Pflichtaufgabe 1:
Beantworte anhand des Greenpeace-Vorschlags folgende Fragen:
(a) In welchem Jahr ist Österreich der EU beigetreten?
(b) Welche Möglichkeit der Ministerbindung reicht für das Ziel nicht aus?
(c) In welcher Form sollen die Österreicher ihren Willen ausdrücken können?
Pflichtaufgabe 2:
Gib aus dem Greenpeace-Vorschlag alles von „Das Ziel des“ bis hinunter zu „sein Veto einlegen.“ wortgetreu wieder.

Vorgegebener Text:
○ ○ ○ ○ ○

Greenpeace-Vorschlag für den
Österreichischen Verfassungskonvent
1.
Anti-Atompolitik
Österreich ist 1994
der EU beigetreten mit dem zentralen Argument in Europa mitreden zu wollen.
Seither haben sich die Kompetenzen in der europäischen Energiepolitik zunehmend
hin zu den europäischen Gremien verlagert. Österreich muss deshalb verstärkt
seine Position zum europäischen
Atomausstieg in Brüssel einbringen. Die Verankerung einer generellen
Ministerbindung für den europäischen Atomausstieg in der österreichischen
Verfassung wäre deswegen ein wichtiger Schritt in diese Richtung. Die
Möglichkeit der Ministerbindung im Einzelfall nach §23e reicht hierfür nicht
aus.
Das Ziel des
europäischen Atomausstiegs wäre damit erstmals in einem europäischen
Mitgliedsland im Verfassungsrang verankert. Damit wäre gleichzeitig die
konkrete Einflussmöglichkeit und in groben Zügen die Politik der
österreichischen Regierung im europäischen Rat und den Fachministerräten
festgelegt. Österreich sollte dort wo es möglich ist, Politiken unterstützen,
die dem Ziel des europaweiten Atomausstiegs dienen, Vorreiter einer
europaweiten Allianz der atomkritischen Staaten werden. In Bereichen, in denen
nach wie vor Einstimmigkeit herrscht und die in die falsche Richtung gehen, die
Privilegien der Atomwirtschaft fortschreiben oder ausbauen, sollte Österreich
sein Veto einlegen.
Zur Unterstützung
dieses in Europa vorbildhaften Schrittes einer klaren Verankerung eines
europäischen Zieles in der nationalen Verfassung sollten die Österreicher in
Form einer Volksabstimmung ihren Willen Ausdruck verleihen können. Käme
es auch hier zu einem klaren Bekenntnis für diese Ministerbindung zum Zwecke
des europäischen Atomausstieges würde dies die Position Österreichs in Brüssel
stärken. Die Mehrheit der Österreicher hat in Meinungsumfragen diese generelle
Ministerbindung befürwortet. Bei aller berechtigter Skepsis über die
Aussagekraft von Meinungsumfragen muss doch betont werden, dass letztlich nur
eine Volksabstimmung endgültig und verbindlich Klarheit über den Volkswillen in
dieser Frage bringen kann.

○ ○ ○ ○ ○

Material:
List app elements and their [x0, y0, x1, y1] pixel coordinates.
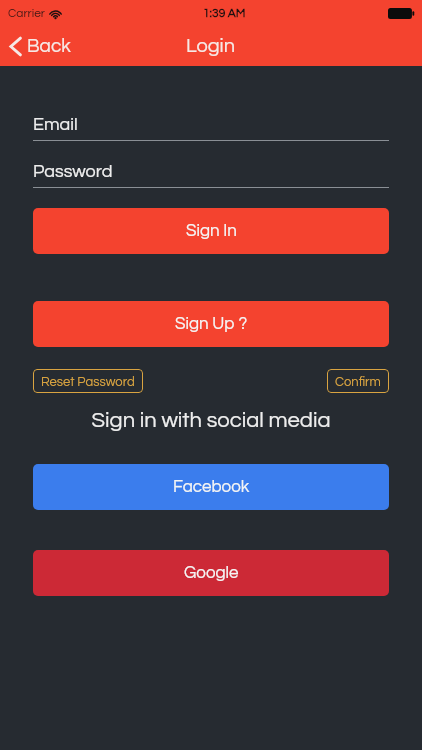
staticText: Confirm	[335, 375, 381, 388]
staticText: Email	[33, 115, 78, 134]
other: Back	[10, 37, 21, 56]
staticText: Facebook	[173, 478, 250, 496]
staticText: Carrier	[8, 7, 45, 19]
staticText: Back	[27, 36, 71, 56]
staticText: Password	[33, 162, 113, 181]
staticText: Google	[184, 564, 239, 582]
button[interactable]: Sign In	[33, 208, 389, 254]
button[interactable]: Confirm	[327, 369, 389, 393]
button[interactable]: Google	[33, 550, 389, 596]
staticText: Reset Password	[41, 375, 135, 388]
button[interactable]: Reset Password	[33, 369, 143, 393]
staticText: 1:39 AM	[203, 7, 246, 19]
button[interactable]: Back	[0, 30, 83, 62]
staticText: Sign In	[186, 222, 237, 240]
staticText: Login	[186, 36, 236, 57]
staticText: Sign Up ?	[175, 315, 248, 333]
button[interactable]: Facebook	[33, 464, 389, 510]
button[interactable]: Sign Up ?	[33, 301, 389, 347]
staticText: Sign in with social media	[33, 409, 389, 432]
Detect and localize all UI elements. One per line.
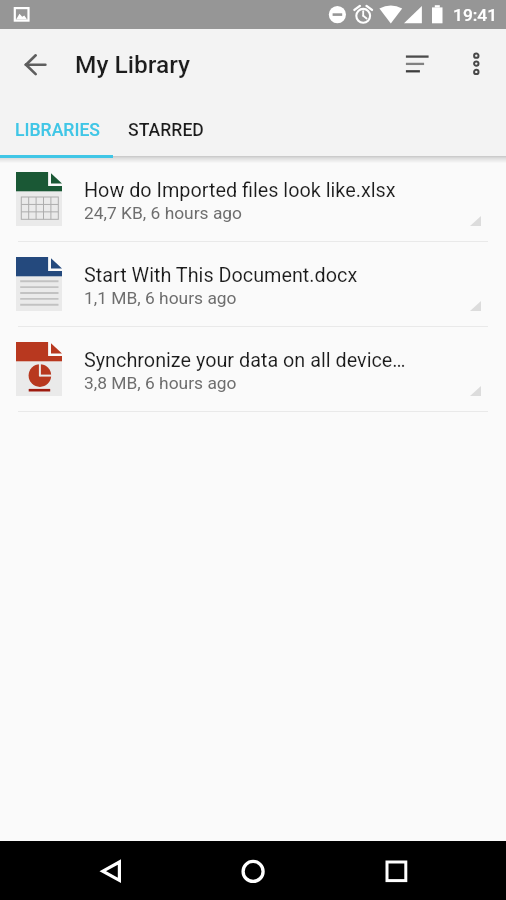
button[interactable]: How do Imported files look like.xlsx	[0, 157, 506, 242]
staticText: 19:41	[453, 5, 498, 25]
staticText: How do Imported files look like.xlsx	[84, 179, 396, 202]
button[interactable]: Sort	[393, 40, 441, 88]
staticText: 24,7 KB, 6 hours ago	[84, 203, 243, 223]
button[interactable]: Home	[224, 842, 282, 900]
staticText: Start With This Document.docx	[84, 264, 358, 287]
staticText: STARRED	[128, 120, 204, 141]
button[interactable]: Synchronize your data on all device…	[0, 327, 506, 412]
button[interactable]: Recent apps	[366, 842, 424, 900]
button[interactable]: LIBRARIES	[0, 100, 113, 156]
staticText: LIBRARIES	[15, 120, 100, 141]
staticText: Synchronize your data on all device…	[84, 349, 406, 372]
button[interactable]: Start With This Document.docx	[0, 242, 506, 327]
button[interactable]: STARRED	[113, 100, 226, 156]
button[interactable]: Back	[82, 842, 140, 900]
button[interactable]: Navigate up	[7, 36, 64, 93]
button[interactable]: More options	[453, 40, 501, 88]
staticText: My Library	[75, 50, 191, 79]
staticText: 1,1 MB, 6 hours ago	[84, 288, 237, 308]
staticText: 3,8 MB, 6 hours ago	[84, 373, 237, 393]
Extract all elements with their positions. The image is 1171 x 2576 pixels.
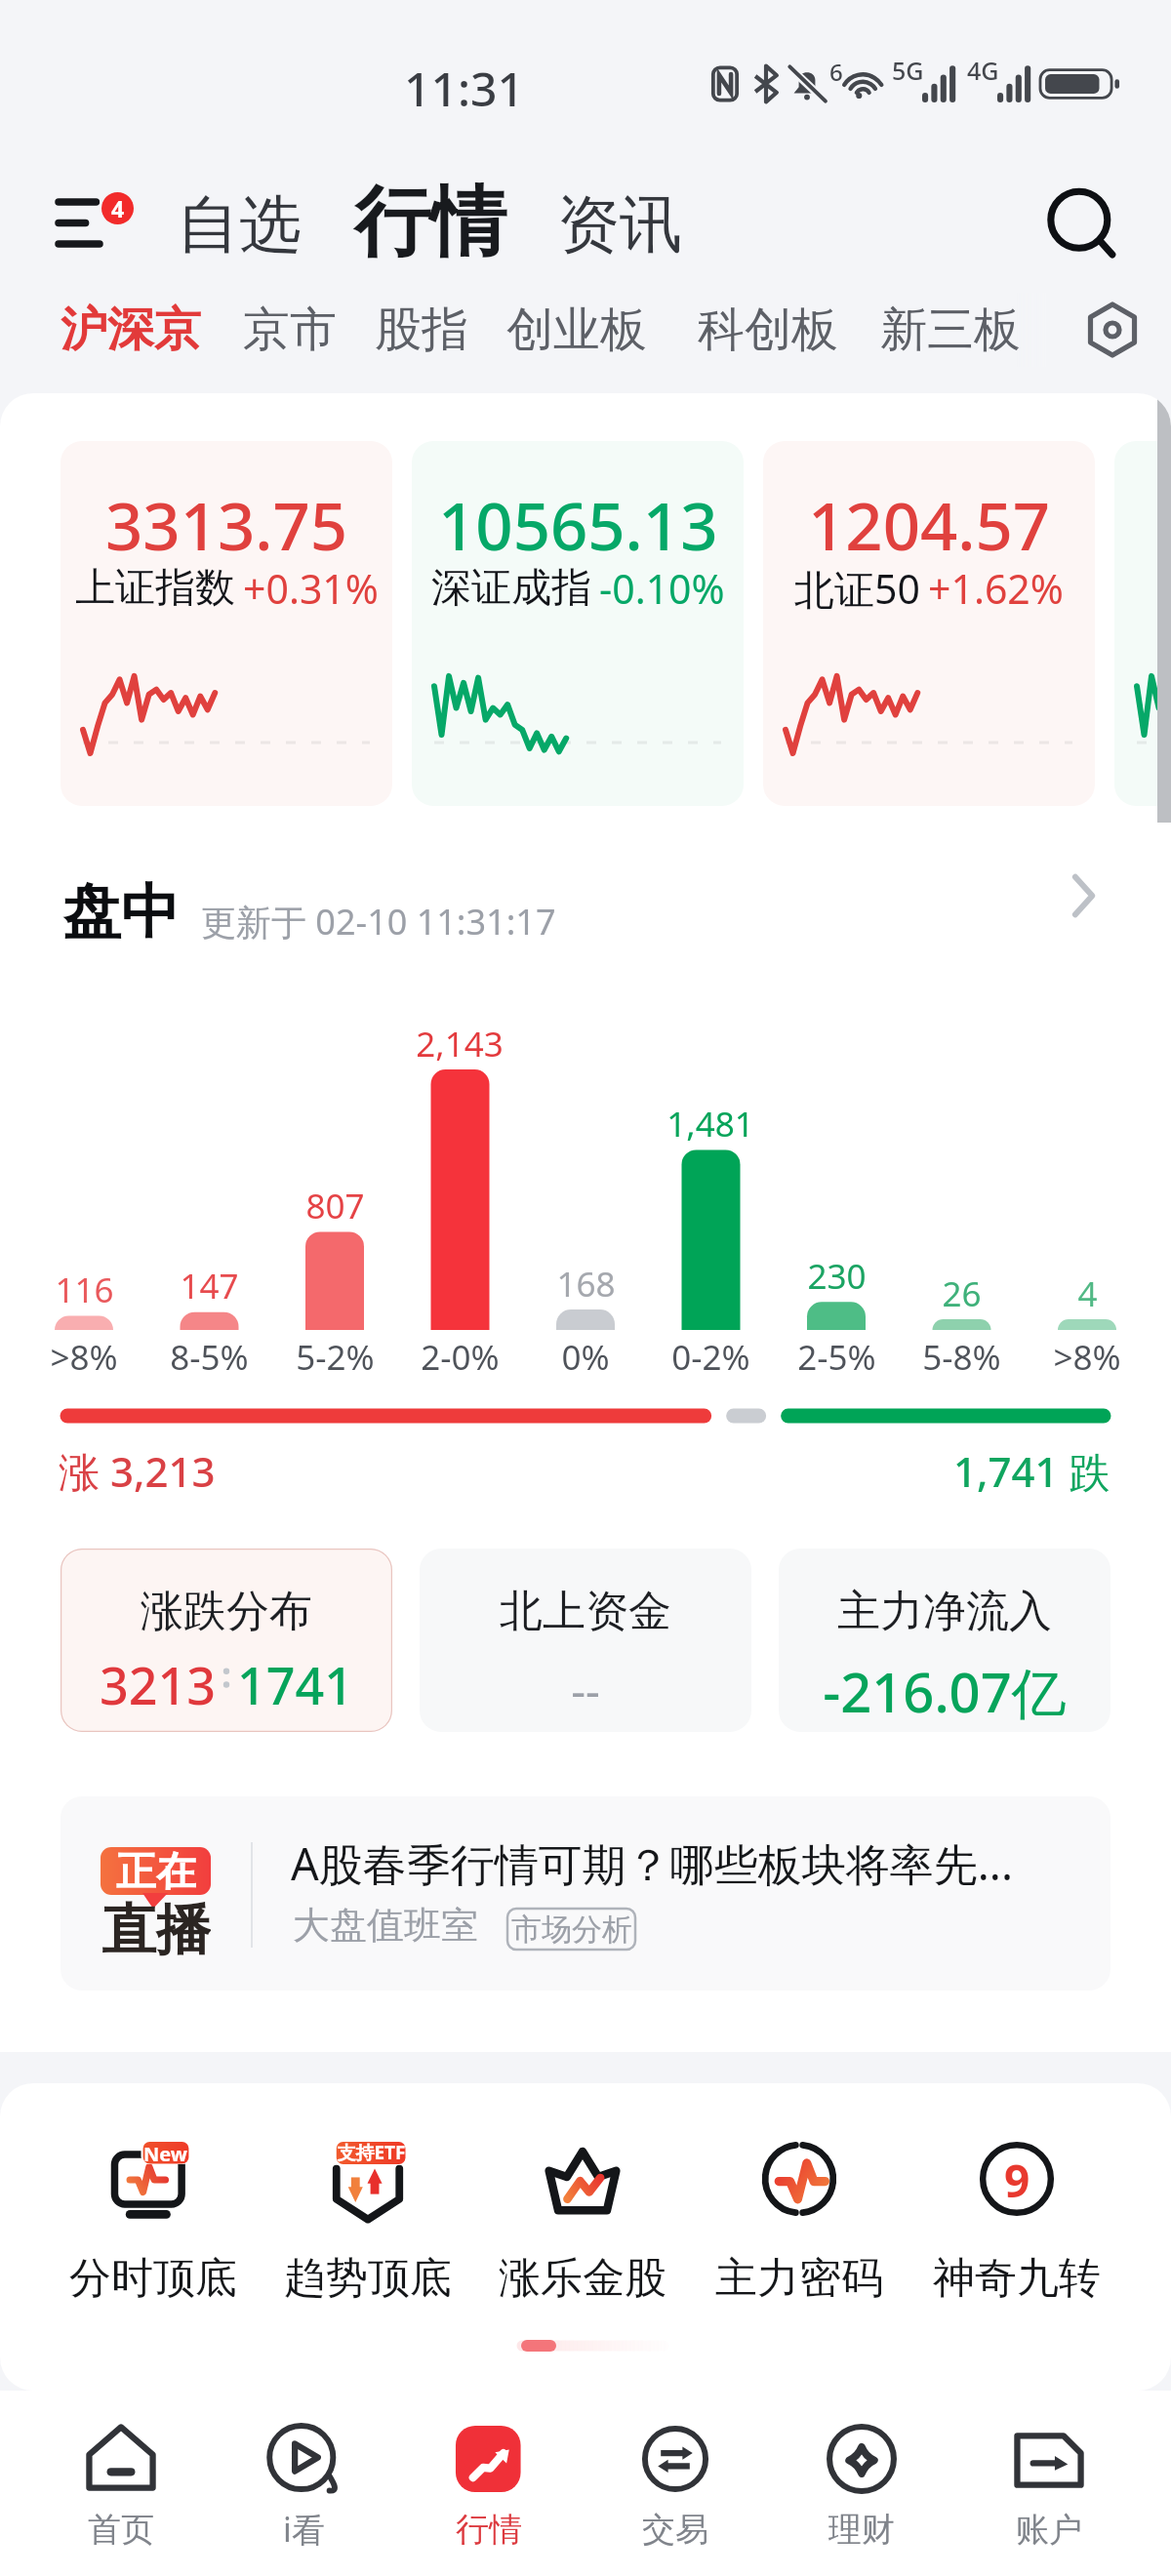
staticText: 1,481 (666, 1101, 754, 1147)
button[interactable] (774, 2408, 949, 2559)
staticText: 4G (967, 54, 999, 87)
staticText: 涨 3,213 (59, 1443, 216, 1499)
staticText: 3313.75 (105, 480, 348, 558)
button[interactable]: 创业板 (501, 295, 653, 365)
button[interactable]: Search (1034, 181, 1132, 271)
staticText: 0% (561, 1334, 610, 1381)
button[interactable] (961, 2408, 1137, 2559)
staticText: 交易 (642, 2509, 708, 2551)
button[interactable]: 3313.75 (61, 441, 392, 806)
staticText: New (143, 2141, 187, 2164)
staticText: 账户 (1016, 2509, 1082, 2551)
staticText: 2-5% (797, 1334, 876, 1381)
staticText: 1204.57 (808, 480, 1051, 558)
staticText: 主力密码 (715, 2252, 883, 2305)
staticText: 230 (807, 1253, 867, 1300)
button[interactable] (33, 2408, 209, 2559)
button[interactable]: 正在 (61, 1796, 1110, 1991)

○ ○ ○ ○ ○

Richtige Antwort 1:
(a) 1994
(b) Die Möglichkeit der Ministerbindung im Einzelfall nach §23e
(c) In Form einer Volksabstimmung

Richtige Antwort 2:
Das Ziel des
europäischen Atomausstiegs wäre damit erstmals in einem europäischen
Mitgliedsland im Verfassungsrang verankert. Damit wäre gleichzeitig die
konkrete Einflussmöglichkeit und in groben Zügen die Politik der
österreichischen Regierung im europäischen Rat und den Fachministerräten
festgelegt. Österreich sollte dort wo es möglich ist, Politiken unterstützen,
die dem Ziel des europaweiten Atomausstiegs dienen, Vorreiter einer
europaweiten Allianz der atomkritischen Staaten werden. In Bereichen, in denen
nach wie vor Einstimmigkeit herrscht und die in die falsche Richtung gehen, die
Privilegien der Atomwirtschaft fortschreiben oder ausbauen, sollte Österreich
sein Veto einlegen.